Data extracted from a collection
----
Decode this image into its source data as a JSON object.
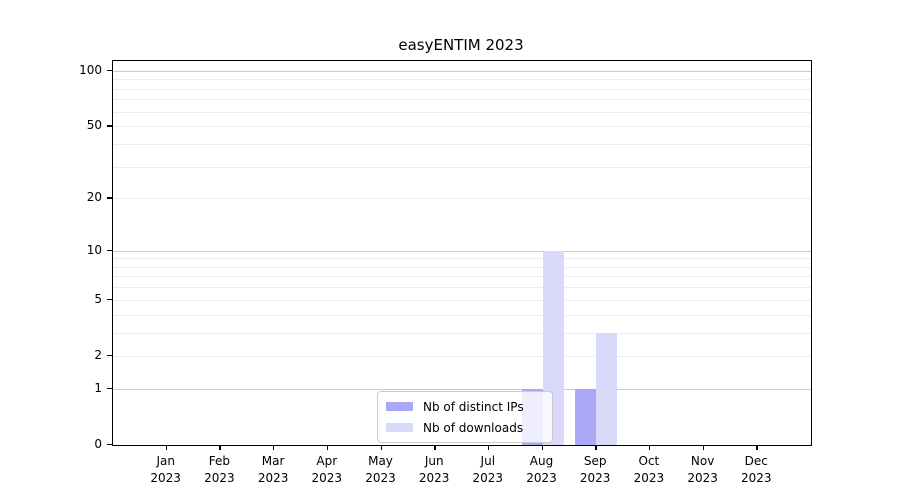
{
  "figure": {
    "title": "easyENTIM 2023"
  },
  "chart_data": {
    "type": "bar",
    "title": "easyENTIM 2023",
    "categories": [
      "Jan",
      "Feb",
      "Mar",
      "Apr",
      "May",
      "Jun",
      "Jul",
      "Aug",
      "Sep",
      "Oct",
      "Nov",
      "Dec"
    ],
    "category_year": "2023",
    "series": [
      {
        "name": "Nb of distinct IPs",
        "color": "#a9a9f7",
        "values": [
          0,
          0,
          0,
          0,
          0,
          0,
          0,
          1,
          1,
          0,
          0,
          0
        ]
      },
      {
        "name": "Nb of downloads",
        "color": "#d9d9fa",
        "values": [
          0,
          0,
          0,
          0,
          0,
          0,
          0,
          10,
          3,
          0,
          0,
          0
        ]
      }
    ],
    "xlabel": "",
    "ylabel": "",
    "yscale": "symlog-log1p",
    "ylim": [
      0,
      113
    ],
    "y_ticks": [
      0,
      1,
      2,
      5,
      10,
      20,
      50,
      100
    ],
    "y_major_gridlines": [
      1,
      10,
      100
    ],
    "y_minor_gridlines": [
      2,
      3,
      4,
      5,
      6,
      7,
      8,
      9,
      20,
      30,
      40,
      50,
      60,
      70,
      80,
      90
    ],
    "grid": true,
    "legend_position": "lower center inside plot"
  },
  "colors": {
    "distinct_ips_bar": "#a9a9f7",
    "downloads_bar": "#d9d9fa",
    "major_grid": "#c9c9c9",
    "minor_grid": "#ececec",
    "axis": "#000000",
    "legend_border": "#cccccc",
    "background": "#ffffff"
  }
}
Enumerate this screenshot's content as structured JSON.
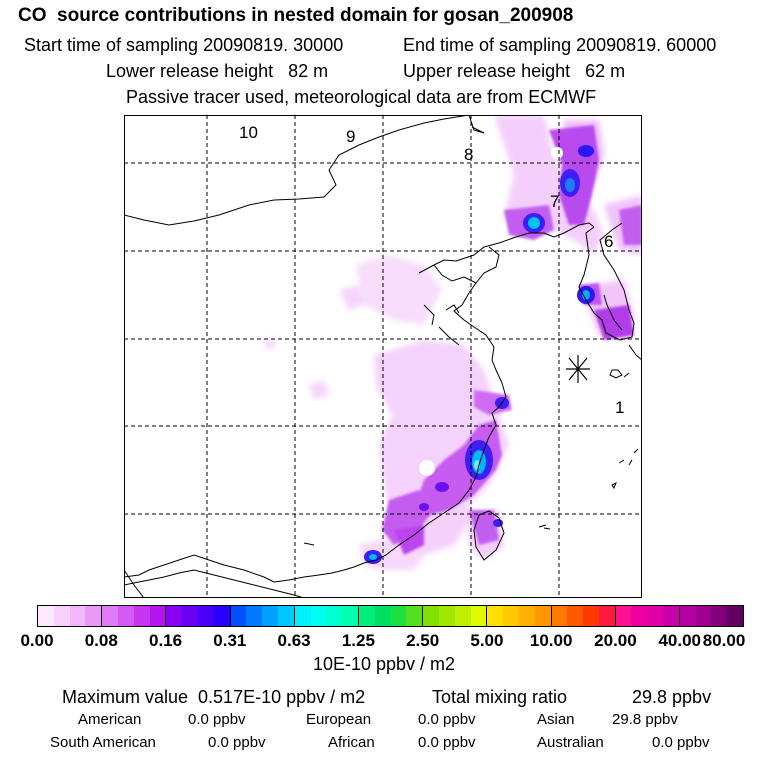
{
  "header": {
    "title": "CO  source contributions in nested domain for gosan_200908",
    "start_label": "Start time of sampling 20090819. 30000",
    "end_label": "End time of sampling 20090819. 60000",
    "lower_label": "Lower release height   82 m",
    "upper_label": "Upper release height   62 m",
    "tracer_note": "Passive tracer used, meteorological data are from ECMWF"
  },
  "map": {
    "region_labels": [
      "10",
      "9",
      "8",
      "7",
      "6",
      "1"
    ],
    "receptor_marker": "asterisk-icon"
  },
  "chart_data": {
    "type": "heatmap",
    "title": "CO  source contributions in nested domain for gosan_200908",
    "colorbar": {
      "unit_label": "10E-10 ppbv / m2",
      "ticks": [
        "0.00",
        "0.08",
        "0.16",
        "0.31",
        "0.63",
        "1.25",
        "2.50",
        "5.00",
        "10.00",
        "20.00",
        "40.00",
        "80.00"
      ],
      "colors": [
        [
          "#fde8fe",
          "#f9d0fd",
          "#f2b6fb",
          "#eb98f9"
        ],
        [
          "#e07cf7",
          "#d45af4",
          "#c636f1",
          "#b414ee"
        ],
        [
          "#8a00f0",
          "#6a00f2",
          "#4a00f6",
          "#2a00fa"
        ],
        [
          "#0050ff",
          "#0078ff",
          "#00a0ff",
          "#00c8ff"
        ],
        [
          "#00f0ff",
          "#00ffee",
          "#00ffd0",
          "#00ffb0"
        ],
        [
          "#00f080",
          "#00e060",
          "#20e040",
          "#50e020"
        ],
        [
          "#80e000",
          "#a0e800",
          "#c0f000",
          "#e0f800"
        ],
        [
          "#ffe000",
          "#ffc800",
          "#ffb000",
          "#ff9800"
        ],
        [
          "#ff7800",
          "#ff5800",
          "#ff3800",
          "#ff1840"
        ],
        [
          "#ff1090",
          "#f000a0",
          "#e000a8",
          "#c800a8"
        ],
        [
          "#b400a0",
          "#9c0090",
          "#80007c",
          "#600060"
        ]
      ]
    },
    "maximum_value": "0.517E-10 ppbv / m2",
    "total_mixing_ratio": "29.8 ppbv",
    "contributions": [
      {
        "region": "American",
        "value": "0.0 ppbv"
      },
      {
        "region": "European",
        "value": "0.0 ppbv"
      },
      {
        "region": "Asian",
        "value": "29.8 ppbv"
      },
      {
        "region": "South American",
        "value": "0.0 ppbv"
      },
      {
        "region": "African",
        "value": "0.0 ppbv"
      },
      {
        "region": "Australian",
        "value": "0.0 ppbv"
      }
    ]
  },
  "footer": {
    "max_label": "Maximum value  0.517E-10 ppbv / m2",
    "total_label": "Total mixing ratio",
    "total_value": "29.8 ppbv"
  }
}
----
Among the entries above, identify all lines with "sampling" and copy them.

*WRITTEN RESPONSE*
    "start_label": "Start time of sampling 20090819. 30000",
    "end_label": "End time of sampling 20090819. 60000",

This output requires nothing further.